- Directions -
Could you print each of the rows below character for character, keeping their order?

- Data rows -
▬▬▬▬▬▬▬▬▬▬
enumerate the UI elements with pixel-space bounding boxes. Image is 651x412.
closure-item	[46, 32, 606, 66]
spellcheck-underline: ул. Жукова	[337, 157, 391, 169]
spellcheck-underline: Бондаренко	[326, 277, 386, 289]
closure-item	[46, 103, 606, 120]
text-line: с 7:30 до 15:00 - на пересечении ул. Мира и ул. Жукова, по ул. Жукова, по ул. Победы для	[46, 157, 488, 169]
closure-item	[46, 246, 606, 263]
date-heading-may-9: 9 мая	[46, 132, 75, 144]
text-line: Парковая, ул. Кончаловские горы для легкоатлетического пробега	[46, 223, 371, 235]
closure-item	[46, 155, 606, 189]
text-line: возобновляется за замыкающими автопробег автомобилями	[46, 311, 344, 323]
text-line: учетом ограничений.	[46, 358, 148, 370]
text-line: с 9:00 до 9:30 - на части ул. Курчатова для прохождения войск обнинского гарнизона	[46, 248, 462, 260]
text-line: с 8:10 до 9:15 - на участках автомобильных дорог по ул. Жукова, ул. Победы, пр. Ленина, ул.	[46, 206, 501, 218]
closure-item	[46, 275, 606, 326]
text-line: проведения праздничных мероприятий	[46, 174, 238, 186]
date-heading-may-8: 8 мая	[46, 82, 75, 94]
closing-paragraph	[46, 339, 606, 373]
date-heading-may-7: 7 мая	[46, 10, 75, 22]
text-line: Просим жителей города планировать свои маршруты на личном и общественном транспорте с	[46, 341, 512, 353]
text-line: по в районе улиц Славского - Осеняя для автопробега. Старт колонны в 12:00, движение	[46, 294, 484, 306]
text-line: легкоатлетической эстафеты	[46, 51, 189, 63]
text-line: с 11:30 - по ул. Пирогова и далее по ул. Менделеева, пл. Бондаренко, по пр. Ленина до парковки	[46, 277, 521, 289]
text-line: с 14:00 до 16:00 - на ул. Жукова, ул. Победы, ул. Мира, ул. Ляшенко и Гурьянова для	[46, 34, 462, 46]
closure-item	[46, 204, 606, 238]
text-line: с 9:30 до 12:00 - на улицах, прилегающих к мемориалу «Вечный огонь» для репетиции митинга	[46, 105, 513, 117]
▬▬▬▬▬▬▬▬▬▬
- Result for this task -
enumerate the UI elements with pixel-space bounding boxes. Image is 651x412.
closure-item	[46, 32, 606, 66]
spellcheck-underline: ул. Жукова	[337, 157, 391, 169]
spellcheck-underline: Бондаренко	[326, 277, 386, 289]
closure-item	[46, 103, 606, 120]
text-line: с 7:30 до 15:00 - на пересечении ул. Мира и ул. Жукова, по ул. Жукова, по ул. Победы для	[46, 157, 488, 169]
closure-item	[46, 246, 606, 263]
date-heading-may-9: 9 мая	[46, 132, 75, 144]
text-line: Парковая, ул. Кончаловские горы для легкоатлетического пробега	[46, 223, 371, 235]
closure-item	[46, 155, 606, 189]
text-line: возобновляется за замыкающими автопробег автомобилями	[46, 311, 344, 323]
text-line: учетом ограничений.	[46, 358, 148, 370]
text-line: с 9:00 до 9:30 - на части ул. Курчатова для прохождения войск обнинского гарнизона	[46, 248, 462, 260]
text-line: с 8:10 до 9:15 - на участках автомобильных дорог по ул. Жукова, ул. Победы, пр. Ленина, ул.	[46, 206, 501, 218]
closure-item	[46, 275, 606, 326]
text-line: проведения праздничных мероприятий	[46, 174, 238, 186]
date-heading-may-8: 8 мая	[46, 82, 75, 94]
closing-paragraph	[46, 339, 606, 373]
date-heading-may-7: 7 мая	[46, 10, 75, 22]
text-line: Просим жителей города планировать свои маршруты на личном и общественном транспорте с	[46, 341, 512, 353]
text-line: по в районе улиц Славского - Осеняя для автопробега. Старт колонны в 12:00, движение	[46, 294, 484, 306]
text-line: легкоатлетической эстафеты	[46, 51, 189, 63]
text-line: с 11:30 - по ул. Пирогова и далее по ул. Менделеева, пл. Бондаренко, по пр. Ленина до парковки	[46, 277, 521, 289]
text-line: с 14:00 до 16:00 - на ул. Жукова, ул. Победы, ул. Мира, ул. Ляшенко и Гурьянова для	[46, 34, 462, 46]
closure-item	[46, 204, 606, 238]
text-line: с 9:30 до 12:00 - на улицах, прилегающих к мемориалу «Вечный огонь» для репетиции митинга	[46, 105, 513, 117]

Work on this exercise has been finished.